## What this task involves
Copy out every line exactly as given.

## Data
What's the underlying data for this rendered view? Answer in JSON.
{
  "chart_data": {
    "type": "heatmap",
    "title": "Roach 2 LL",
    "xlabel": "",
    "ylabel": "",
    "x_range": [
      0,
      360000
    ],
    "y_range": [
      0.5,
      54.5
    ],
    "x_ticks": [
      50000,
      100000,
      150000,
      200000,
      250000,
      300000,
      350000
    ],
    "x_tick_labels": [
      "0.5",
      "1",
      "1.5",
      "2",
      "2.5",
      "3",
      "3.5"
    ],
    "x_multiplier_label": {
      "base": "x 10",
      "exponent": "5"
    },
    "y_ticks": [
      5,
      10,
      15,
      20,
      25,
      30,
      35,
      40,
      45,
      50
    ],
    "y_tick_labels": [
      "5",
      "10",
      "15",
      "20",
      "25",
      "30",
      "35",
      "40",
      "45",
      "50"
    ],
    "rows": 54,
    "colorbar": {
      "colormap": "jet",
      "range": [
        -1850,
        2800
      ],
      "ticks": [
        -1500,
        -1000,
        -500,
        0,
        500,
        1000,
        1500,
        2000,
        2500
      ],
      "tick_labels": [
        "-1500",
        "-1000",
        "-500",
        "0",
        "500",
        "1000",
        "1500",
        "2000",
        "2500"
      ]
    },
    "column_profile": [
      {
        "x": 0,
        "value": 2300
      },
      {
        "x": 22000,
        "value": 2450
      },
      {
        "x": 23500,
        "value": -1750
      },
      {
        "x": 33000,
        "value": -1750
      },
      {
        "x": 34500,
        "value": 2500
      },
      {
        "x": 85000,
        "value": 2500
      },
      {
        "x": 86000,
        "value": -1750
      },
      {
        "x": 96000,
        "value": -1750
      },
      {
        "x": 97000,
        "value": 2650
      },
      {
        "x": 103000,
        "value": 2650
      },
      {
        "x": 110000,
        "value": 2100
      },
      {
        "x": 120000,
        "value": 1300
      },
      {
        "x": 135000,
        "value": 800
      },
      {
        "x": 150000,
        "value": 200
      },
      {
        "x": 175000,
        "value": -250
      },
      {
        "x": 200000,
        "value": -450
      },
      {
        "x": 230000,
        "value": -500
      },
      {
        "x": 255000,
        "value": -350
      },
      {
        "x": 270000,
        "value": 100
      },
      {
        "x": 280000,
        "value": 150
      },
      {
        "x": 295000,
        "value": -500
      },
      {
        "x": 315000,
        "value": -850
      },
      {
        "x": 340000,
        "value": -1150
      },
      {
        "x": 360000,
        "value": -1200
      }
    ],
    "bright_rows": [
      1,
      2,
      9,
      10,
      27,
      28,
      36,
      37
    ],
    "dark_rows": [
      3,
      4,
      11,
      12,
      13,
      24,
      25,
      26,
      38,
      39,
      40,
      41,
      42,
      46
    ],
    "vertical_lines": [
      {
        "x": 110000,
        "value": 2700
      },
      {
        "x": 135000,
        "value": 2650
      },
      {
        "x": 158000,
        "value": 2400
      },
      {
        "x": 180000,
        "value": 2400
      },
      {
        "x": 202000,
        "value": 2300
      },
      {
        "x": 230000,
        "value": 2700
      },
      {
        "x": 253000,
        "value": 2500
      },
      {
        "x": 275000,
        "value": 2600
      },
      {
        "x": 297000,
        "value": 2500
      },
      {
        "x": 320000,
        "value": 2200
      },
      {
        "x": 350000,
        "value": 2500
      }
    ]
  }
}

## Complete output
What's the underlying data for this rendered view? Answer in JSON.
{
  "chart_data": {
    "type": "heatmap",
    "title": "Roach 2 LL",
    "xlabel": "",
    "ylabel": "",
    "x_range": [
      0,
      360000
    ],
    "y_range": [
      0.5,
      54.5
    ],
    "x_ticks": [
      50000,
      100000,
      150000,
      200000,
      250000,
      300000,
      350000
    ],
    "x_tick_labels": [
      "0.5",
      "1",
      "1.5",
      "2",
      "2.5",
      "3",
      "3.5"
    ],
    "x_multiplier_label": {
      "base": "x 10",
      "exponent": "5"
    },
    "y_ticks": [
      5,
      10,
      15,
      20,
      25,
      30,
      35,
      40,
      45,
      50
    ],
    "y_tick_labels": [
      "5",
      "10",
      "15",
      "20",
      "25",
      "30",
      "35",
      "40",
      "45",
      "50"
    ],
    "rows": 54,
    "colorbar": {
      "colormap": "jet",
      "range": [
        -1850,
        2800
      ],
      "ticks": [
        -1500,
        -1000,
        -500,
        0,
        500,
        1000,
        1500,
        2000,
        2500
      ],
      "tick_labels": [
        "-1500",
        "-1000",
        "-500",
        "0",
        "500",
        "1000",
        "1500",
        "2000",
        "2500"
      ]
    },
    "column_profile": [
      {
        "x": 0,
        "value": 2300
      },
      {
        "x": 22000,
        "value": 2450
      },
      {
        "x": 23500,
        "value": -1750
      },
      {
        "x": 33000,
        "value": -1750
      },
      {
        "x": 34500,
        "value": 2500
      },
      {
        "x": 85000,
        "value": 2500
      },
      {
        "x": 86000,
        "value": -1750
      },
      {
        "x": 96000,
        "value": -1750
      },
      {
        "x": 97000,
        "value": 2650
      },
      {
        "x": 103000,
        "value": 2650
      },
      {
        "x": 110000,
        "value": 2100
      },
      {
        "x": 120000,
        "value": 1300
      },
      {
        "x": 135000,
        "value": 800
      },
      {
        "x": 150000,
        "value": 200
      },
      {
        "x": 175000,
        "value": -250
      },
      {
        "x": 200000,
        "value": -450
      },
      {
        "x": 230000,
        "value": -500
      },
      {
        "x": 255000,
        "value": -350
      },
      {
        "x": 270000,
        "value": 100
      },
      {
        "x": 280000,
        "value": 150
      },
      {
        "x": 295000,
        "value": -500
      },
      {
        "x": 315000,
        "value": -850
      },
      {
        "x": 340000,
        "value": -1150
      },
      {
        "x": 360000,
        "value": -1200
      }
    ],
    "bright_rows": [
      1,
      2,
      9,
      10,
      27,
      28,
      36,
      37
    ],
    "dark_rows": [
      3,
      4,
      11,
      12,
      13,
      24,
      25,
      26,
      38,
      39,
      40,
      41,
      42,
      46
    ],
    "vertical_lines": [
      {
        "x": 110000,
        "value": 2700
      },
      {
        "x": 135000,
        "value": 2650
      },
      {
        "x": 158000,
        "value": 2400
      },
      {
        "x": 180000,
        "value": 2400
      },
      {
        "x": 202000,
        "value": 2300
      },
      {
        "x": 230000,
        "value": 2700
      },
      {
        "x": 253000,
        "value": 2500
      },
      {
        "x": 275000,
        "value": 2600
      },
      {
        "x": 297000,
        "value": 2500
      },
      {
        "x": 320000,
        "value": 2200
      },
      {
        "x": 350000,
        "value": 2500
      }
    ]
  }
}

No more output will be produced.